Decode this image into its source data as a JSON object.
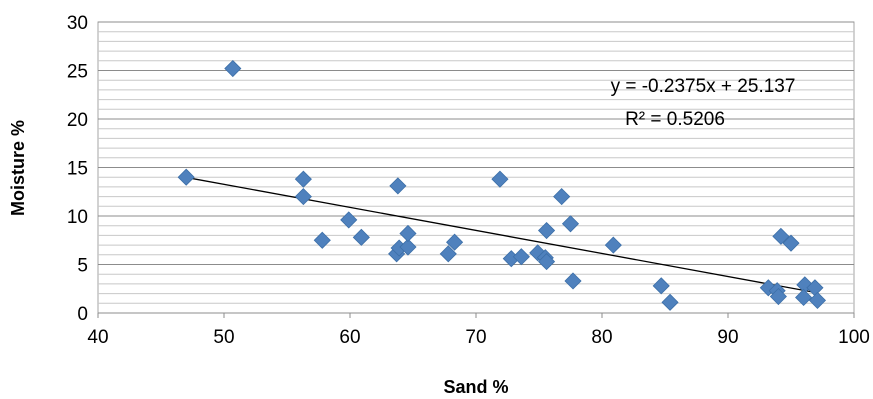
{
  "chart_data": {
    "type": "scatter",
    "title": "",
    "xlabel": "Sand %",
    "ylabel": "Moisture %",
    "xlim": [
      40,
      100
    ],
    "ylim": [
      0,
      30
    ],
    "x_ticks": [
      40,
      50,
      60,
      70,
      80,
      90,
      100
    ],
    "y_ticks": [
      0,
      5,
      10,
      15,
      20,
      25,
      30
    ],
    "x_tick_labels": [
      "40",
      "50",
      "60",
      "70",
      "80",
      "90",
      "100"
    ],
    "y_tick_labels": [
      "0",
      "5",
      "10",
      "15",
      "20",
      "25",
      "30"
    ],
    "grid": "horizontal",
    "minor_grid_step": 1,
    "legend": "none",
    "marker": "diamond",
    "marker_color": "#4F81BD",
    "trendline": {
      "type": "linear",
      "slope": -0.2375,
      "intercept": 25.137,
      "x_range": [
        47,
        97
      ],
      "equation_label": "y = -0.2375x + 25.137",
      "r2_label": "R² = 0.5206"
    },
    "series": [
      {
        "points": [
          {
            "x": 47.0,
            "y": 14.0
          },
          {
            "x": 50.7,
            "y": 25.2
          },
          {
            "x": 56.3,
            "y": 13.8
          },
          {
            "x": 56.3,
            "y": 12.0
          },
          {
            "x": 57.8,
            "y": 7.5
          },
          {
            "x": 59.9,
            "y": 9.6
          },
          {
            "x": 60.9,
            "y": 7.8
          },
          {
            "x": 63.8,
            "y": 13.1
          },
          {
            "x": 63.7,
            "y": 6.1
          },
          {
            "x": 63.9,
            "y": 6.7
          },
          {
            "x": 64.6,
            "y": 6.8
          },
          {
            "x": 64.6,
            "y": 8.2
          },
          {
            "x": 67.8,
            "y": 6.1
          },
          {
            "x": 68.3,
            "y": 7.3
          },
          {
            "x": 71.9,
            "y": 13.8
          },
          {
            "x": 72.8,
            "y": 5.6
          },
          {
            "x": 73.6,
            "y": 5.8
          },
          {
            "x": 74.9,
            "y": 6.2
          },
          {
            "x": 75.5,
            "y": 5.7
          },
          {
            "x": 75.6,
            "y": 5.3
          },
          {
            "x": 75.6,
            "y": 8.5
          },
          {
            "x": 76.8,
            "y": 12.0
          },
          {
            "x": 77.5,
            "y": 9.2
          },
          {
            "x": 77.7,
            "y": 3.3
          },
          {
            "x": 80.9,
            "y": 7.0
          },
          {
            "x": 84.7,
            "y": 2.8
          },
          {
            "x": 85.4,
            "y": 1.1
          },
          {
            "x": 93.2,
            "y": 2.6
          },
          {
            "x": 93.9,
            "y": 2.3
          },
          {
            "x": 94.0,
            "y": 1.7
          },
          {
            "x": 94.2,
            "y": 7.9
          },
          {
            "x": 95.0,
            "y": 7.2
          },
          {
            "x": 96.1,
            "y": 2.9
          },
          {
            "x": 96.0,
            "y": 1.6
          },
          {
            "x": 96.9,
            "y": 2.6
          },
          {
            "x": 97.1,
            "y": 1.3
          }
        ]
      }
    ]
  }
}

####################

* [Task details]: Go through the listing above and write it all out exactly, leaving out any picture.

* [Response for this exercise]:
Decode this image into its source data as a JSON object.
{
  "chart_data": {
    "type": "scatter",
    "title": "",
    "xlabel": "Sand %",
    "ylabel": "Moisture %",
    "xlim": [
      40,
      100
    ],
    "ylim": [
      0,
      30
    ],
    "x_ticks": [
      40,
      50,
      60,
      70,
      80,
      90,
      100
    ],
    "y_ticks": [
      0,
      5,
      10,
      15,
      20,
      25,
      30
    ],
    "x_tick_labels": [
      "40",
      "50",
      "60",
      "70",
      "80",
      "90",
      "100"
    ],
    "y_tick_labels": [
      "0",
      "5",
      "10",
      "15",
      "20",
      "25",
      "30"
    ],
    "grid": "horizontal",
    "minor_grid_step": 1,
    "legend": "none",
    "marker": "diamond",
    "marker_color": "#4F81BD",
    "trendline": {
      "type": "linear",
      "slope": -0.2375,
      "intercept": 25.137,
      "x_range": [
        47,
        97
      ],
      "equation_label": "y = -0.2375x + 25.137",
      "r2_label": "R² = 0.5206"
    },
    "series": [
      {
        "points": [
          {
            "x": 47.0,
            "y": 14.0
          },
          {
            "x": 50.7,
            "y": 25.2
          },
          {
            "x": 56.3,
            "y": 13.8
          },
          {
            "x": 56.3,
            "y": 12.0
          },
          {
            "x": 57.8,
            "y": 7.5
          },
          {
            "x": 59.9,
            "y": 9.6
          },
          {
            "x": 60.9,
            "y": 7.8
          },
          {
            "x": 63.8,
            "y": 13.1
          },
          {
            "x": 63.7,
            "y": 6.1
          },
          {
            "x": 63.9,
            "y": 6.7
          },
          {
            "x": 64.6,
            "y": 6.8
          },
          {
            "x": 64.6,
            "y": 8.2
          },
          {
            "x": 67.8,
            "y": 6.1
          },
          {
            "x": 68.3,
            "y": 7.3
          },
          {
            "x": 71.9,
            "y": 13.8
          },
          {
            "x": 72.8,
            "y": 5.6
          },
          {
            "x": 73.6,
            "y": 5.8
          },
          {
            "x": 74.9,
            "y": 6.2
          },
          {
            "x": 75.5,
            "y": 5.7
          },
          {
            "x": 75.6,
            "y": 5.3
          },
          {
            "x": 75.6,
            "y": 8.5
          },
          {
            "x": 76.8,
            "y": 12.0
          },
          {
            "x": 77.5,
            "y": 9.2
          },
          {
            "x": 77.7,
            "y": 3.3
          },
          {
            "x": 80.9,
            "y": 7.0
          },
          {
            "x": 84.7,
            "y": 2.8
          },
          {
            "x": 85.4,
            "y": 1.1
          },
          {
            "x": 93.2,
            "y": 2.6
          },
          {
            "x": 93.9,
            "y": 2.3
          },
          {
            "x": 94.0,
            "y": 1.7
          },
          {
            "x": 94.2,
            "y": 7.9
          },
          {
            "x": 95.0,
            "y": 7.2
          },
          {
            "x": 96.1,
            "y": 2.9
          },
          {
            "x": 96.0,
            "y": 1.6
          },
          {
            "x": 96.9,
            "y": 2.6
          },
          {
            "x": 97.1,
            "y": 1.3
          }
        ]
      }
    ]
  }
}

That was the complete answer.